• _Complete the following_
a: Give again, word for word, the passage of the Nova Donna page starting with "The template market" and going on through "they actually needed.".
b: Rewrite the paragraph of the Nova Donna page that begins "The template market has a trust problem" in a shorter form, keeping its main facts.
c: According to the Nova Donna page, in what year did Nova Donna start as a side project?

• _Page_
— start —

Nova Donna started as a side project in 2020, during one of those creative restless phases where you need to make something just for the joy of making it. No client briefs, no revision rounds, no explaining design choices to stakeholders. Just pure creative exploration with a simple premise: what if I created a shop selling ready-made design templates and merch for creative professionals who wanted to look more put together?
The idea wasn't revolutionary. Etsy and Creative Market were already full of template shops. But most of them fell into one of two camps: either overly corporate and boring, or so Pinterest-pretty they felt more decorative than functional. I saw an opportunity for something different. Something bold, editorial, and unapologetically modern. Something that made young professionals feel like the main character in their own career story.
Nova Donna became my design playground. A place to test ideas about brand identity, ecommerce psychology, and visual storytelling without the constraints of client work. It was also a test: could I build something from nothing and make it feel premium enough that people would actually buy it?

The template market has a trust problem. When you're shopping for a business card or resume template, you're not just buying a file. You're buying confidence. You're hoping this design will make you look more professional, more credible, more like someone who has their life together. That's a lot of emotional weight for a $15 Etsy purchase.
I started by doing what I always do: research. But this time, I wasn't interviewing clients or running formal user studies. I was reading hundreds of Etsy reviews, scrolling through Creative Market comments, and joining Facebook groups for freelancers and job seekers. I wanted to understand the gap between what people were buying and what they actually needed.

— end —

• _Dataset excerpt_
— start —

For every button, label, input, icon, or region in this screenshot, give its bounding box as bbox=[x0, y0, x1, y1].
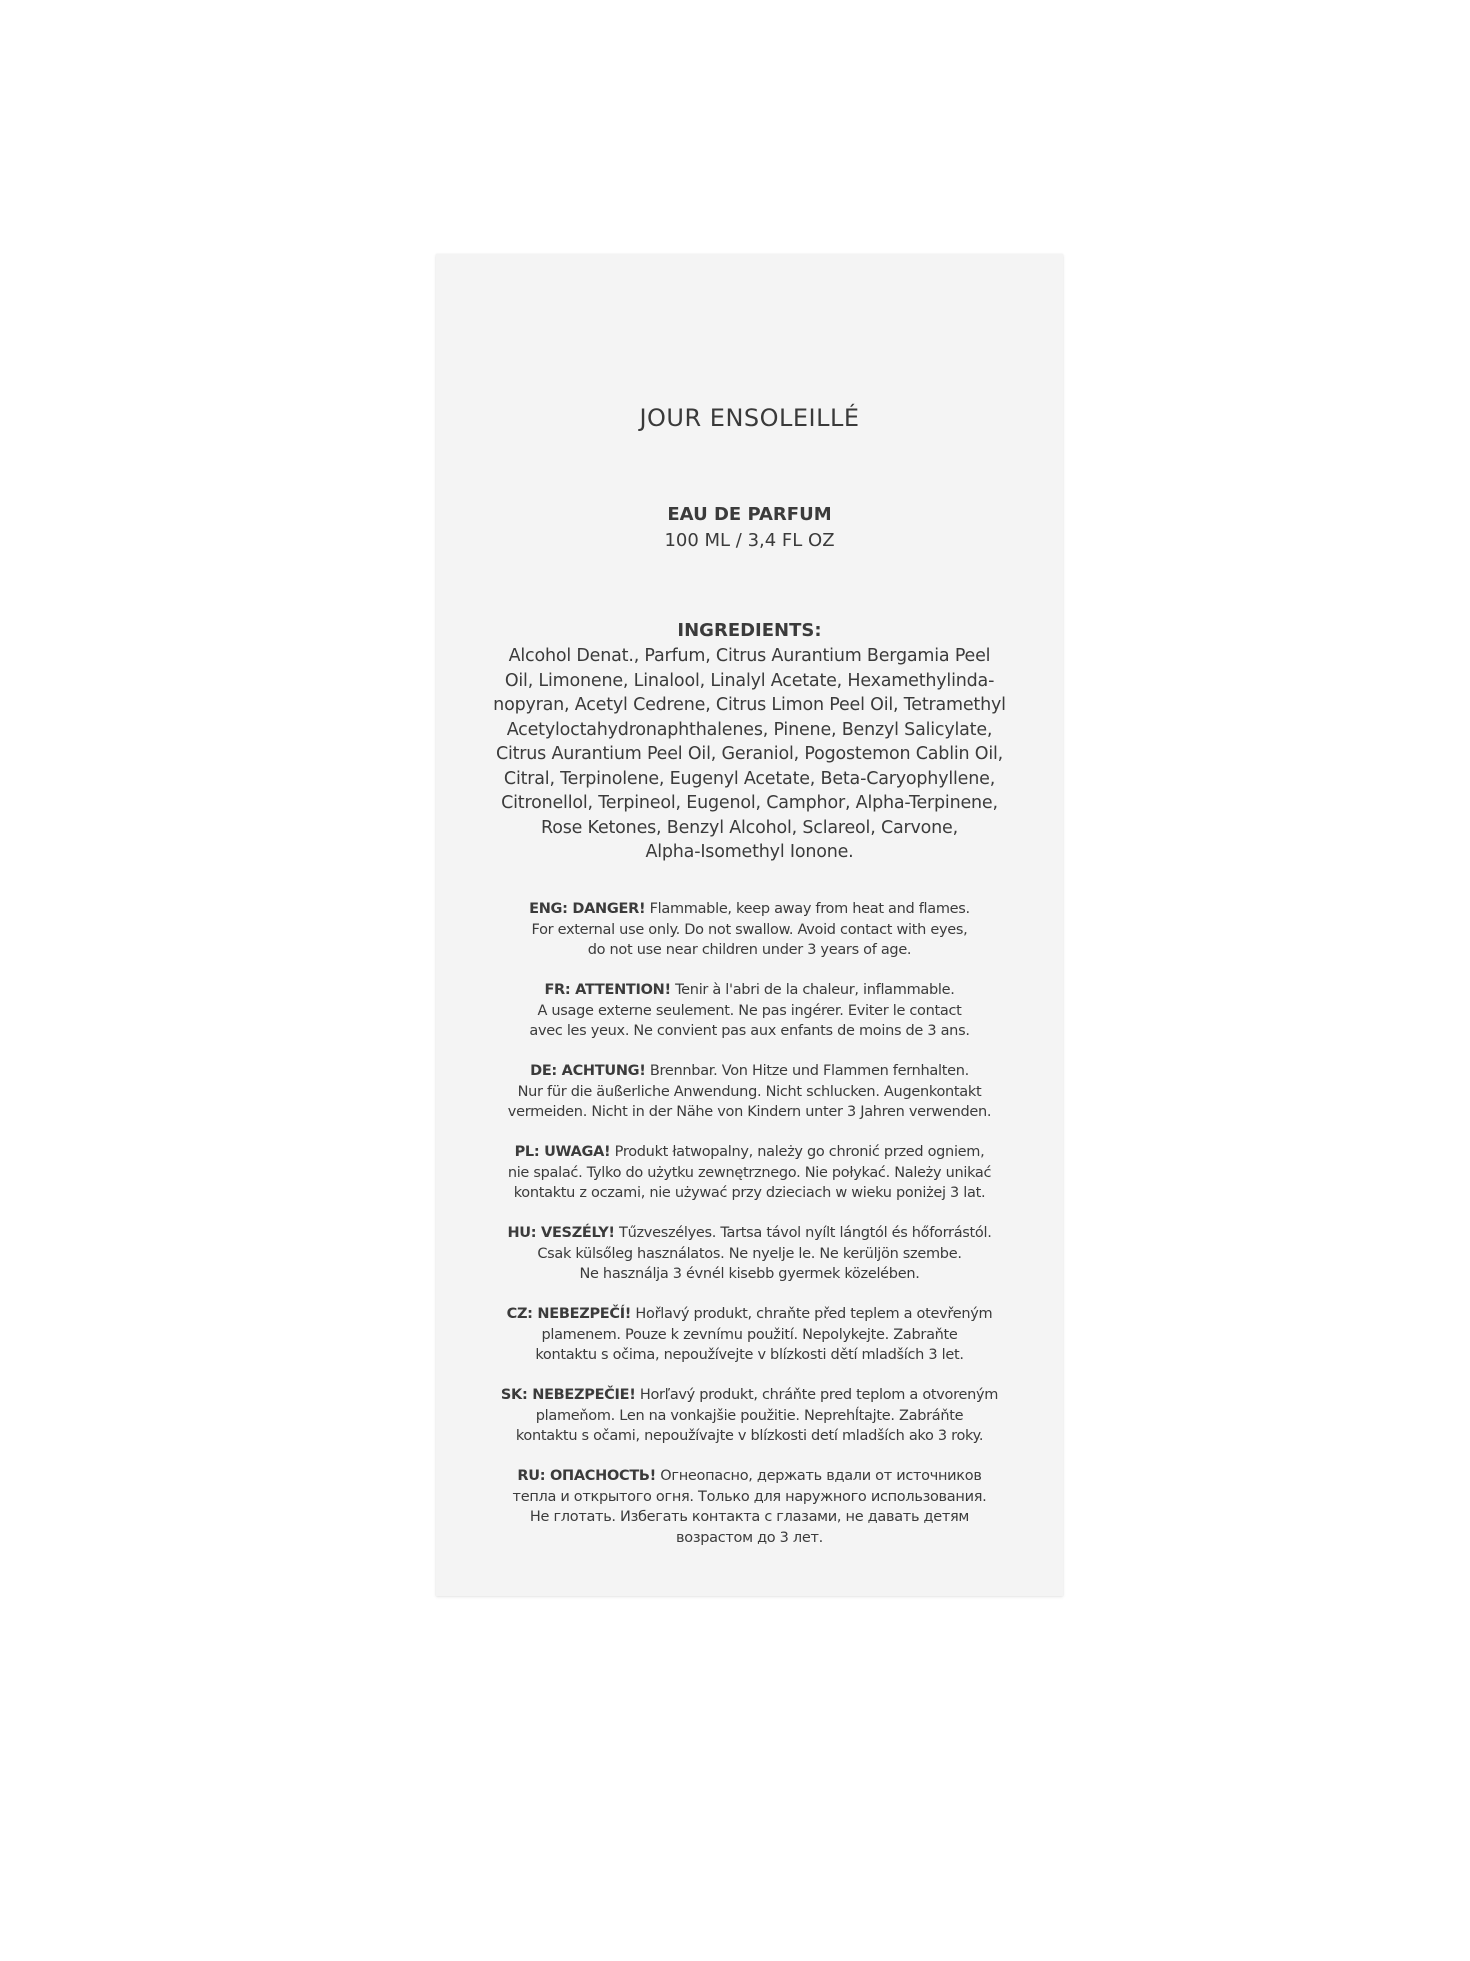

— end —

• _Task solutions_
a:
The template market has a trust problem. When you're shopping for a business card or resume template, you're not just buying a file. You're buying confidence. You're hoping this design will make you look more professional, more credible, more like someone who has their life together. That's a lot of emotional weight for a $15 Etsy purchase.
I started by doing what I always do: research. But this time, I wasn't interviewing clients or running formal user studies. I was reading hundreds of Etsy reviews, scrolling through Creative Market comments, and joining Facebook groups for freelancers and job seekers. I wanted to understand the gap between what people were buying and what they actually needed.

b: Template shopping has a trust problem. Buyers of a business card or resume template are really buying confidence. They hope the design will make them look professional, credible and organized, which is a lot of emotional weight for a $15 Etsy purchase.

c: 2020